**What you will do**
Pictures aside, quote the whole listing exactly.

**Material**
※
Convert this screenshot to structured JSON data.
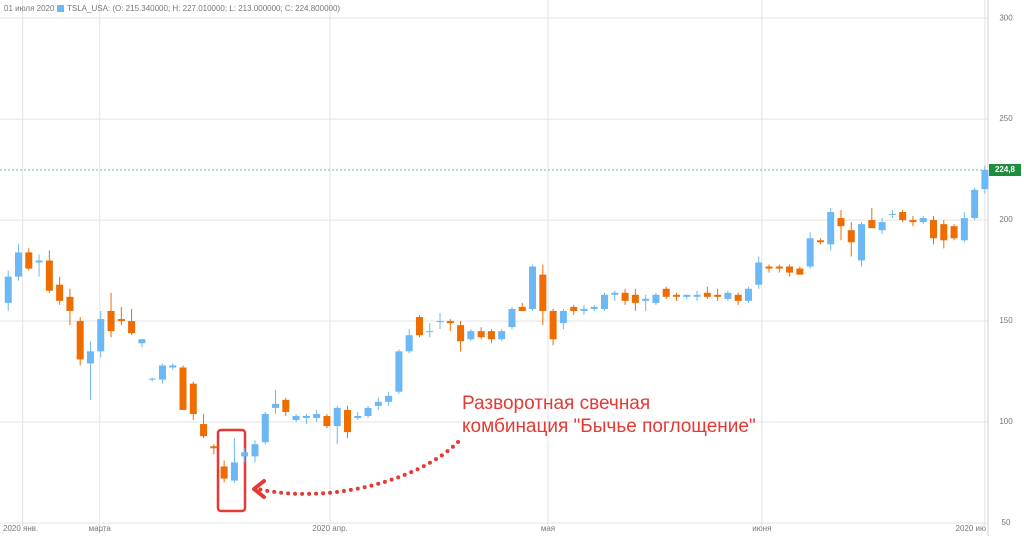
{
  "chart_data": {
    "type": "candlestick",
    "header_date": "01 июля 2020",
    "legend_text": "TSLA_USA: (O: 215.340000; H: 227.010000; L: 213.000000; C: 224.800000)",
    "legend_color": "#6cb8f5",
    "up_color": "#6cb8f5",
    "down_color": "#ef6c00",
    "open": [
      159,
      172,
      184,
      179,
      180,
      168,
      162,
      150,
      129,
      135,
      155,
      151,
      150,
      139,
      121,
      121,
      127,
      127,
      119,
      99,
      88,
      78,
      71,
      83,
      83,
      90,
      107,
      111,
      101,
      102,
      102,
      103,
      98,
      106,
      102,
      103,
      108,
      110,
      115,
      135,
      152,
      145,
      150,
      150,
      148,
      141,
      145,
      145,
      141,
      147,
      157,
      156,
      173,
      155,
      149,
      157,
      155,
      156,
      156,
      163,
      164,
      163,
      160,
      159,
      166,
      163,
      162,
      162,
      164,
      163,
      161,
      163,
      160,
      168,
      177,
      177,
      177,
      176,
      177,
      190,
      188,
      201,
      195,
      180,
      200,
      195,
      203,
      204,
      200,
      199,
      200,
      198,
      197,
      190,
      201,
      215.34
    ],
    "high": [
      175,
      188,
      186,
      183,
      185,
      172,
      166,
      152,
      140,
      155,
      164,
      157,
      156,
      141,
      122,
      129,
      129,
      128,
      120,
      104,
      89,
      81,
      92,
      87,
      91,
      105,
      116,
      112,
      104,
      104,
      106,
      104,
      108,
      108,
      105,
      108,
      112,
      115,
      136,
      146,
      153,
      149,
      154,
      151,
      150,
      146,
      147,
      146,
      146,
      157,
      159,
      178,
      178,
      156,
      156,
      158,
      158,
      158,
      164,
      165,
      166,
      166,
      163,
      164,
      167,
      164,
      163,
      165,
      167,
      166,
      165,
      164,
      167,
      182,
      178,
      178,
      178,
      177,
      194,
      191,
      206,
      205,
      199,
      199,
      206,
      201,
      205,
      205,
      202,
      202,
      202,
      200,
      198,
      204,
      216,
      227.01
    ],
    "low": [
      155,
      170,
      175,
      172,
      164,
      158,
      148,
      128,
      111,
      132,
      142,
      148,
      143,
      137,
      120,
      119,
      126,
      106,
      101,
      92,
      84,
      70,
      70,
      80,
      80,
      89,
      104,
      103,
      100,
      99,
      100,
      97,
      89,
      92,
      101,
      102,
      106,
      108,
      114,
      134,
      142,
      142,
      146,
      145,
      135,
      140,
      141,
      139,
      140,
      146,
      155,
      155,
      148,
      138,
      146,
      153,
      153,
      155,
      155,
      160,
      158,
      155,
      155,
      158,
      161,
      160,
      161,
      160,
      161,
      160,
      160,
      158,
      159,
      166,
      174,
      174,
      172,
      173,
      176,
      188,
      185,
      190,
      182,
      177,
      196,
      193,
      201,
      199,
      197,
      198,
      188,
      186,
      190,
      189,
      200,
      213
    ],
    "close": [
      172,
      184,
      176,
      180,
      165,
      160,
      155,
      131,
      135,
      151,
      145,
      150,
      144,
      141,
      121.5,
      128,
      128,
      106,
      104,
      93,
      87,
      72,
      80,
      85,
      89,
      104,
      109,
      105,
      103,
      103,
      104,
      98,
      107,
      95,
      103,
      107,
      110,
      113,
      135,
      143,
      143,
      145,
      150,
      149,
      140,
      145,
      142,
      141,
      145,
      156,
      155,
      177,
      155,
      141,
      155,
      155,
      156,
      157,
      163,
      164,
      160,
      159,
      161,
      163,
      162,
      162,
      163,
      163,
      162,
      162,
      164,
      160,
      166,
      179,
      176,
      176,
      174,
      173,
      191,
      189,
      204,
      197,
      189,
      198,
      196,
      199,
      203,
      200,
      199,
      201,
      191,
      190,
      191,
      201,
      215,
      224.8
    ],
    "xlim": [
      -0.8,
      95.3
    ],
    "xticks": [
      {
        "value": 1.4,
        "label": "2020 янв."
      },
      {
        "value": 8.9,
        "label": "марта"
      },
      {
        "value": 31.3,
        "label": "2020 апр."
      },
      {
        "value": 52.5,
        "label": "мая"
      },
      {
        "value": 73.3,
        "label": "июня"
      },
      {
        "value": 95.0,
        "label": "2020 ию"
      }
    ],
    "ylim": [
      50,
      308
    ],
    "yticks": [
      50,
      100,
      150,
      200,
      250,
      300
    ],
    "grid": true,
    "last_price": {
      "value": 224.8,
      "label": "224,8",
      "color": "#1e8e3e"
    },
    "annotation": [
      "Разворотная свечная",
      "комбинация \"Бычье поглощение\""
    ],
    "annotation_color": "#e53935"
  }
}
※
**Written solution**
Convert this screenshot to structured JSON data.
{
  "chart_data": {
    "type": "candlestick",
    "header_date": "01 июля 2020",
    "legend_text": "TSLA_USA: (O: 215.340000; H: 227.010000; L: 213.000000; C: 224.800000)",
    "legend_color": "#6cb8f5",
    "up_color": "#6cb8f5",
    "down_color": "#ef6c00",
    "open": [
      159,
      172,
      184,
      179,
      180,
      168,
      162,
      150,
      129,
      135,
      155,
      151,
      150,
      139,
      121,
      121,
      127,
      127,
      119,
      99,
      88,
      78,
      71,
      83,
      83,
      90,
      107,
      111,
      101,
      102,
      102,
      103,
      98,
      106,
      102,
      103,
      108,
      110,
      115,
      135,
      152,
      145,
      150,
      150,
      148,
      141,
      145,
      145,
      141,
      147,
      157,
      156,
      173,
      155,
      149,
      157,
      155,
      156,
      156,
      163,
      164,
      163,
      160,
      159,
      166,
      163,
      162,
      162,
      164,
      163,
      161,
      163,
      160,
      168,
      177,
      177,
      177,
      176,
      177,
      190,
      188,
      201,
      195,
      180,
      200,
      195,
      203,
      204,
      200,
      199,
      200,
      198,
      197,
      190,
      201,
      215.34
    ],
    "high": [
      175,
      188,
      186,
      183,
      185,
      172,
      166,
      152,
      140,
      155,
      164,
      157,
      156,
      141,
      122,
      129,
      129,
      128,
      120,
      104,
      89,
      81,
      92,
      87,
      91,
      105,
      116,
      112,
      104,
      104,
      106,
      104,
      108,
      108,
      105,
      108,
      112,
      115,
      136,
      146,
      153,
      149,
      154,
      151,
      150,
      146,
      147,
      146,
      146,
      157,
      159,
      178,
      178,
      156,
      156,
      158,
      158,
      158,
      164,
      165,
      166,
      166,
      163,
      164,
      167,
      164,
      163,
      165,
      167,
      166,
      165,
      164,
      167,
      182,
      178,
      178,
      178,
      177,
      194,
      191,
      206,
      205,
      199,
      199,
      206,
      201,
      205,
      205,
      202,
      202,
      202,
      200,
      198,
      204,
      216,
      227.01
    ],
    "low": [
      155,
      170,
      175,
      172,
      164,
      158,
      148,
      128,
      111,
      132,
      142,
      148,
      143,
      137,
      120,
      119,
      126,
      106,
      101,
      92,
      84,
      70,
      70,
      80,
      80,
      89,
      104,
      103,
      100,
      99,
      100,
      97,
      89,
      92,
      101,
      102,
      106,
      108,
      114,
      134,
      142,
      142,
      146,
      145,
      135,
      140,
      141,
      139,
      140,
      146,
      155,
      155,
      148,
      138,
      146,
      153,
      153,
      155,
      155,
      160,
      158,
      155,
      155,
      158,
      161,
      160,
      161,
      160,
      161,
      160,
      160,
      158,
      159,
      166,
      174,
      174,
      172,
      173,
      176,
      188,
      185,
      190,
      182,
      177,
      196,
      193,
      201,
      199,
      197,
      198,
      188,
      186,
      190,
      189,
      200,
      213
    ],
    "close": [
      172,
      184,
      176,
      180,
      165,
      160,
      155,
      131,
      135,
      151,
      145,
      150,
      144,
      141,
      121.5,
      128,
      128,
      106,
      104,
      93,
      87,
      72,
      80,
      85,
      89,
      104,
      109,
      105,
      103,
      103,
      104,
      98,
      107,
      95,
      103,
      107,
      110,
      113,
      135,
      143,
      143,
      145,
      150,
      149,
      140,
      145,
      142,
      141,
      145,
      156,
      155,
      177,
      155,
      141,
      155,
      155,
      156,
      157,
      163,
      164,
      160,
      159,
      161,
      163,
      162,
      162,
      163,
      163,
      162,
      162,
      164,
      160,
      166,
      179,
      176,
      176,
      174,
      173,
      191,
      189,
      204,
      197,
      189,
      198,
      196,
      199,
      203,
      200,
      199,
      201,
      191,
      190,
      191,
      201,
      215,
      224.8
    ],
    "xlim": [
      -0.8,
      95.3
    ],
    "xticks": [
      {
        "value": 1.4,
        "label": "2020 янв."
      },
      {
        "value": 8.9,
        "label": "марта"
      },
      {
        "value": 31.3,
        "label": "2020 апр."
      },
      {
        "value": 52.5,
        "label": "мая"
      },
      {
        "value": 73.3,
        "label": "июня"
      },
      {
        "value": 95.0,
        "label": "2020 ию"
      }
    ],
    "ylim": [
      50,
      308
    ],
    "yticks": [
      50,
      100,
      150,
      200,
      250,
      300
    ],
    "grid": true,
    "last_price": {
      "value": 224.8,
      "label": "224,8",
      "color": "#1e8e3e"
    },
    "annotation": [
      "Разворотная свечная",
      "комбинация \"Бычье поглощение\""
    ],
    "annotation_color": "#e53935"
  }
}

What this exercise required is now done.